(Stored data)
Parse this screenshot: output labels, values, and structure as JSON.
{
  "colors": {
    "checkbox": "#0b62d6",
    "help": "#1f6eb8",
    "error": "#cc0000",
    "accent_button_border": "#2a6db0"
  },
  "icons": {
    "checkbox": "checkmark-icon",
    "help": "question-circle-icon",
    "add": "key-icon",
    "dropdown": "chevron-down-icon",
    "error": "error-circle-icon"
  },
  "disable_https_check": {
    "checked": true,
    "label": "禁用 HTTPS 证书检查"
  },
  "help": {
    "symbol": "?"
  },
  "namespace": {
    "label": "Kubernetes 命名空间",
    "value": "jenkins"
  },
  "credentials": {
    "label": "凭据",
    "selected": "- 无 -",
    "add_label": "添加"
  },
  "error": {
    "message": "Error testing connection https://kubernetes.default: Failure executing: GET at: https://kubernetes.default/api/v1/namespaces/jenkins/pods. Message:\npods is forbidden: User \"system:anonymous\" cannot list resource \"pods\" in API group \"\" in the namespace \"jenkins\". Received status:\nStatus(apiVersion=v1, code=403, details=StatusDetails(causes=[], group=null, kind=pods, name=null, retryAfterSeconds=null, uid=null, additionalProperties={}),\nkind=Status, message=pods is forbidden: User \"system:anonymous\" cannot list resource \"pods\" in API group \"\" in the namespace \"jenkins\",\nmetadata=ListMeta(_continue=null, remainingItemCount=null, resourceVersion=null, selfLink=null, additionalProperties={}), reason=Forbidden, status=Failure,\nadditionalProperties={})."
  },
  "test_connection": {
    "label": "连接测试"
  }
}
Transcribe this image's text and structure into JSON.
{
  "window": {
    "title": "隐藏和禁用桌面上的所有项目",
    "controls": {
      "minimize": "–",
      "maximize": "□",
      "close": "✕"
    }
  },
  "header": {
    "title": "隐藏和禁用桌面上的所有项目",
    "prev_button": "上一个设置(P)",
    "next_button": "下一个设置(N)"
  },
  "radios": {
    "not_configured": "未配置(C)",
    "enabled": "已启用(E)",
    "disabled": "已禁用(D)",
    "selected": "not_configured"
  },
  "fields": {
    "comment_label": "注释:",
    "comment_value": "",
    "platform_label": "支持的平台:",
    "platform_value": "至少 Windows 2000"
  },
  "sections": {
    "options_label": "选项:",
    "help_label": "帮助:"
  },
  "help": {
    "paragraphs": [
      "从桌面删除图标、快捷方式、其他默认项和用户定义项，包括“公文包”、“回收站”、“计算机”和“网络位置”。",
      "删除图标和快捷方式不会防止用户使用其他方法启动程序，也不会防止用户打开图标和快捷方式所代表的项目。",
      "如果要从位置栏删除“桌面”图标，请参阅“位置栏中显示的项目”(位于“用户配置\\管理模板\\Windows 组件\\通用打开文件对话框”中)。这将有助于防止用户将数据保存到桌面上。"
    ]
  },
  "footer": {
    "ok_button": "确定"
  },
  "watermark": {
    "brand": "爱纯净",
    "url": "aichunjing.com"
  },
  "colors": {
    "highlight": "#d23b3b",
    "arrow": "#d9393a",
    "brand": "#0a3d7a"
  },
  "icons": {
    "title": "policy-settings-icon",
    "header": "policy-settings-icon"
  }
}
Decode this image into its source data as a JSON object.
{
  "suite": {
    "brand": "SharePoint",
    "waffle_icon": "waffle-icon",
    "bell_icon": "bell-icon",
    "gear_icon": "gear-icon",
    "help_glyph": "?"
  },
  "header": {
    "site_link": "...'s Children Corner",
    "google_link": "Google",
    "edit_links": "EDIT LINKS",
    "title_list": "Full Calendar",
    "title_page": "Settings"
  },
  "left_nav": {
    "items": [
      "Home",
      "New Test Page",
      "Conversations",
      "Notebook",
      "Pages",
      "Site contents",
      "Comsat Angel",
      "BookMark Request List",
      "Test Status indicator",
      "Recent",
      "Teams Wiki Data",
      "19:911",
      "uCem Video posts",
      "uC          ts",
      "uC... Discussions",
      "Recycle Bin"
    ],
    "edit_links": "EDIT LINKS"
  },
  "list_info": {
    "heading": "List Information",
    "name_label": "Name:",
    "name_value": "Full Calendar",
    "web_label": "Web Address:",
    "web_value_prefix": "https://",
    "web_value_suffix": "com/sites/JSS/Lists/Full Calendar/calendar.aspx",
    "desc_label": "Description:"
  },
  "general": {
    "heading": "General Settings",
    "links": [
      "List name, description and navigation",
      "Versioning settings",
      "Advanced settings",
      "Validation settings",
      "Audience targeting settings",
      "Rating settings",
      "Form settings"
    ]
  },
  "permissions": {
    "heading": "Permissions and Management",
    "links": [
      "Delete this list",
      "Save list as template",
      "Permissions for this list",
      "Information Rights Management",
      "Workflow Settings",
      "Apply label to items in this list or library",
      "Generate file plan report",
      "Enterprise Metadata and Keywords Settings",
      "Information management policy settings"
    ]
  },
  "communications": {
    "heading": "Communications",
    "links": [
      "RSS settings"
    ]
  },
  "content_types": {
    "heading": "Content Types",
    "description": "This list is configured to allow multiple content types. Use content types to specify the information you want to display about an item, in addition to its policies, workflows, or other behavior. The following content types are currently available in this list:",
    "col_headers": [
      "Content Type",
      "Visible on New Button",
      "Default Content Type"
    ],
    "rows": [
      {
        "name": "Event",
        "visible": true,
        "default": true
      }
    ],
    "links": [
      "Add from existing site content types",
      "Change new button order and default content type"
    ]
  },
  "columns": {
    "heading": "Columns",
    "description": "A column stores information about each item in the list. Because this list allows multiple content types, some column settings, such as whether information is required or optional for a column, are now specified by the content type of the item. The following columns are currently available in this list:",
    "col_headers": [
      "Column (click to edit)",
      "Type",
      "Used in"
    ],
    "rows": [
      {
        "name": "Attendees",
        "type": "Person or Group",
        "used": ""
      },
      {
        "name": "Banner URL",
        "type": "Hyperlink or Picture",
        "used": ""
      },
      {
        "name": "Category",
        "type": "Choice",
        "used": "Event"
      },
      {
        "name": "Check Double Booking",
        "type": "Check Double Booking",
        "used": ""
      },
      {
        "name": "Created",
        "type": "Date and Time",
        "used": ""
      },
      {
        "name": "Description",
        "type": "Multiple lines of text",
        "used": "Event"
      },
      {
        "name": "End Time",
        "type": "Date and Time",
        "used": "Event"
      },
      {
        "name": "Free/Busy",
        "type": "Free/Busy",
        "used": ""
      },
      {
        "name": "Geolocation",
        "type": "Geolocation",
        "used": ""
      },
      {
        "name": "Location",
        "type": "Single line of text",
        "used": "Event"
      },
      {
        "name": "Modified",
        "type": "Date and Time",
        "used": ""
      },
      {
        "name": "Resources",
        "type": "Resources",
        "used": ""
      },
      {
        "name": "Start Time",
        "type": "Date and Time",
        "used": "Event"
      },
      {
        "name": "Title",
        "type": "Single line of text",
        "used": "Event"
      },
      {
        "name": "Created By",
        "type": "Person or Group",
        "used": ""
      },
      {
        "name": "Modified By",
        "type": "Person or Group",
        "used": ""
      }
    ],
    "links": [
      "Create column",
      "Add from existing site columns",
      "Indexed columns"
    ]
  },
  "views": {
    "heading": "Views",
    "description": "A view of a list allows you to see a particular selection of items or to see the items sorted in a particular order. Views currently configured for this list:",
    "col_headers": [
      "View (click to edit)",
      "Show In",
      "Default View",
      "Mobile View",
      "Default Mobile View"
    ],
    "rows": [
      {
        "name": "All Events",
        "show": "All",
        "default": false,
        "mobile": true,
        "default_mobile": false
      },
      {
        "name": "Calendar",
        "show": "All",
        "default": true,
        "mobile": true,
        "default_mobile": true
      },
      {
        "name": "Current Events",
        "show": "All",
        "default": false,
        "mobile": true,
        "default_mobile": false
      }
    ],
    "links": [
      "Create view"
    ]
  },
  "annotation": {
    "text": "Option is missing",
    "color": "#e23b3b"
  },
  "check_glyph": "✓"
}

## TASK DETAILS
Look through the entries above and list every line containing "circle".

## TASK RESULT
    "help": "question-circle-icon",
    "error": "error-circle-icon"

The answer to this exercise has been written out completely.